■ Instructions
- 1) Answer each question from the PySpark notebook excerpt, one line apiece:
(a) What application name is given to the Spark session?
(b) Which column is removed from the data frame?
(c) How many rows does the first call to show display?
- 2) From the PySpark notebook excerpt, list every column header in the first table of data shown.

Importing the modules 

In [3]:
from pyspark.sql import SparkSession
from pyspark.sql.functions import count, desc , col, max 
import matplotlib.pyplot as plts

creating spark session

In [4]:
spark = SparkSession.builder.appName('spark_app').getOrCreate()

# Task 2 : 
importing the *Listenings.csv* file: 

In [6]:
listening_csv_path = '/content/drive/MyDrive/dataset/listenings.csv'
listening_df = spark.read.format('csv').option('inferSchema',True).option(
'header', True).load(listening_csv_path)

let's check the data:

In [7]:
listening_df.show(4)

+-----------+-------------+--------------------+--------+-----------+
|    user_id|         date|               track|  artist|      album|
+-----------+-------------+--------------------+--------+-----------+
|000Silenced|1299680100000|           Price Tag|Jessie J|Who You Are|
|000Silenced|1299679920000|Price Tag (Acoust...|Jessie J|  Price Tag|
|000Silenced|1299679440000|Be Mine! (Ballad ...|   Robyn|   Be Mine!|
|000Silenced|1299679200000|            Acapella|   Kelis|   Acapella|
+-----------+-------------+--------------------+--------+-----------+
only showing top 4 rows



let's delete useless columns:

In [8]:
listening_df = listening_df.drop('date')

drop the null rows:

In [9]:
listening_df = listening_df.na.drop()

let's check the dataset again:

In [10]:
listening_df.show(3)

+-----------+--------------------+--------+-----------+
|    user_id|               track|  artist|      album|
+-----------+--------------------+--------+-----------+
|000Silenced|           Price Tag|Jessie J|Who You Are|
|000Silenced|Price Tag (Acoust...|Jessie J|  Price Tag|
|000Silenced|Be Mine! (Ballad ...|   Robyn|   Be Mine!|
+-----------+--------------------+--------+-----------+
only showing top 3 rows



let's see the schema: 

In [11]:
listening_df.printSchema()

■ Recorded data
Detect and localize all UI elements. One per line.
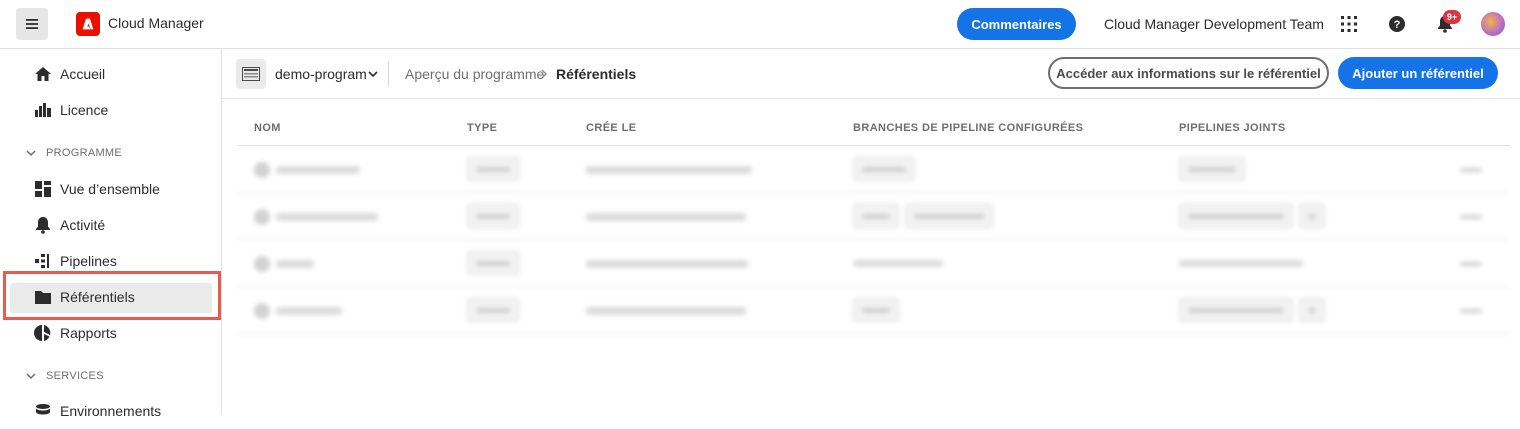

■ Answers per task
- 1)
(a) spark_app
(b) date
(c) 4

- 2) user_id, date, track, artist, album